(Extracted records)
- - - -
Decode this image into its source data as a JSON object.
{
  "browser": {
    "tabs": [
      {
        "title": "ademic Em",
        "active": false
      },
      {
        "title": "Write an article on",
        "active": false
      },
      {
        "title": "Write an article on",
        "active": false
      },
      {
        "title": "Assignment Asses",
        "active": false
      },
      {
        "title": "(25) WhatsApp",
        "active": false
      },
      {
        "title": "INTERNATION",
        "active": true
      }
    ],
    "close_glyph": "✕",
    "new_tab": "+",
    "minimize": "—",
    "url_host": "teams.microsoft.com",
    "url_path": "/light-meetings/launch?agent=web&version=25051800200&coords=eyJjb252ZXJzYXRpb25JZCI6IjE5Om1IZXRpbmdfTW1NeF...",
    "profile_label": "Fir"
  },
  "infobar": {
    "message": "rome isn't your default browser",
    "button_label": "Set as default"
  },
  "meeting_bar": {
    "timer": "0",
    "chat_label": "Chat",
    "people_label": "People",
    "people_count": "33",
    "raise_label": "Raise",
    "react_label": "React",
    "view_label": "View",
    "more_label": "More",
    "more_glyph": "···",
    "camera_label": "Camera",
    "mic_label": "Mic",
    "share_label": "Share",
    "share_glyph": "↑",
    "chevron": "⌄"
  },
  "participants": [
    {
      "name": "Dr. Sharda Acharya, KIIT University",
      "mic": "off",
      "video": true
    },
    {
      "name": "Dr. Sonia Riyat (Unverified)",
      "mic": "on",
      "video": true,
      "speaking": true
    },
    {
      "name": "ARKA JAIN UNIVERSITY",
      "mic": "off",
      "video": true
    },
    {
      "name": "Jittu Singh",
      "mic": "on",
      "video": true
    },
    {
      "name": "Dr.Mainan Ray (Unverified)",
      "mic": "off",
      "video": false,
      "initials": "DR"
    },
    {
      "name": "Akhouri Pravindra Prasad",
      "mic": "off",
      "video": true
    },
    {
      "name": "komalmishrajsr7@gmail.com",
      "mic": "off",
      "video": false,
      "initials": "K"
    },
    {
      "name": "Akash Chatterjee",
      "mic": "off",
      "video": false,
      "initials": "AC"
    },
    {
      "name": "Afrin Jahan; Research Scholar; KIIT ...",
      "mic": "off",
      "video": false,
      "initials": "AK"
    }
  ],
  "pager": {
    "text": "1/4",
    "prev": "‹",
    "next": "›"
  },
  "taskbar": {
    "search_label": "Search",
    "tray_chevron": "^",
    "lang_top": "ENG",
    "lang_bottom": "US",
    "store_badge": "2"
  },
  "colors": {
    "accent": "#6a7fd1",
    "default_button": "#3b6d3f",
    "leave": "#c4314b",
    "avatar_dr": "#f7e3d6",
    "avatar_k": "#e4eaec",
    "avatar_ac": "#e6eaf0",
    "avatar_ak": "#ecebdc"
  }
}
- - - -
Given instruction: Set all of the entries down again, exactly as they were given.

Expected answer:
Decode this image into its source data as a JSON object.
{
  "browser": {
    "tabs": [
      {
        "title": "ademic Em",
        "active": false
      },
      {
        "title": "Write an article on",
        "active": false
      },
      {
        "title": "Write an article on",
        "active": false
      },
      {
        "title": "Assignment Asses",
        "active": false
      },
      {
        "title": "(25) WhatsApp",
        "active": false
      },
      {
        "title": "INTERNATION",
        "active": true
      }
    ],
    "close_glyph": "✕",
    "new_tab": "+",
    "minimize": "—",
    "url_host": "teams.microsoft.com",
    "url_path": "/light-meetings/launch?agent=web&version=25051800200&coords=eyJjb252ZXJzYXRpb25JZCI6IjE5Om1IZXRpbmdfTW1NeF...",
    "profile_label": "Fir"
  },
  "infobar": {
    "message": "rome isn't your default browser",
    "button_label": "Set as default"
  },
  "meeting_bar": {
    "timer": "0",
    "chat_label": "Chat",
    "people_label": "People",
    "people_count": "33",
    "raise_label": "Raise",
    "react_label": "React",
    "view_label": "View",
    "more_label": "More",
    "more_glyph": "···",
    "camera_label": "Camera",
    "mic_label": "Mic",
    "share_label": "Share",
    "share_glyph": "↑",
    "chevron": "⌄"
  },
  "participants": [
    {
      "name": "Dr. Sharda Acharya, KIIT University",
      "mic": "off",
      "video": true
    },
    {
      "name": "Dr. Sonia Riyat (Unverified)",
      "mic": "on",
      "video": true,
      "speaking": true
    },
    {
      "name": "ARKA JAIN UNIVERSITY",
      "mic": "off",
      "video": true
    },
    {
      "name": "Jittu Singh",
      "mic": "on",
      "video": true
    },
    {
      "name": "Dr.Mainan Ray (Unverified)",
      "mic": "off",
      "video": false,
      "initials": "DR"
    },
    {
      "name": "Akhouri Pravindra Prasad",
      "mic": "off",
      "video": true
    },
    {
      "name": "komalmishrajsr7@gmail.com",
      "mic": "off",
      "video": false,
      "initials": "K"
    },
    {
      "name": "Akash Chatterjee",
      "mic": "off",
      "video": false,
      "initials": "AC"
    },
    {
      "name": "Afrin Jahan; Research Scholar; KIIT ...",
      "mic": "off",
      "video": false,
      "initials": "AK"
    }
  ],
  "pager": {
    "text": "1/4",
    "prev": "‹",
    "next": "›"
  },
  "taskbar": {
    "search_label": "Search",
    "tray_chevron": "^",
    "lang_top": "ENG",
    "lang_bottom": "US",
    "store_badge": "2"
  },
  "colors": {
    "accent": "#6a7fd1",
    "default_button": "#3b6d3f",
    "leave": "#c4314b",
    "avatar_dr": "#f7e3d6",
    "avatar_k": "#e4eaec",
    "avatar_ac": "#e6eaf0",
    "avatar_ak": "#ecebdc"
  }
}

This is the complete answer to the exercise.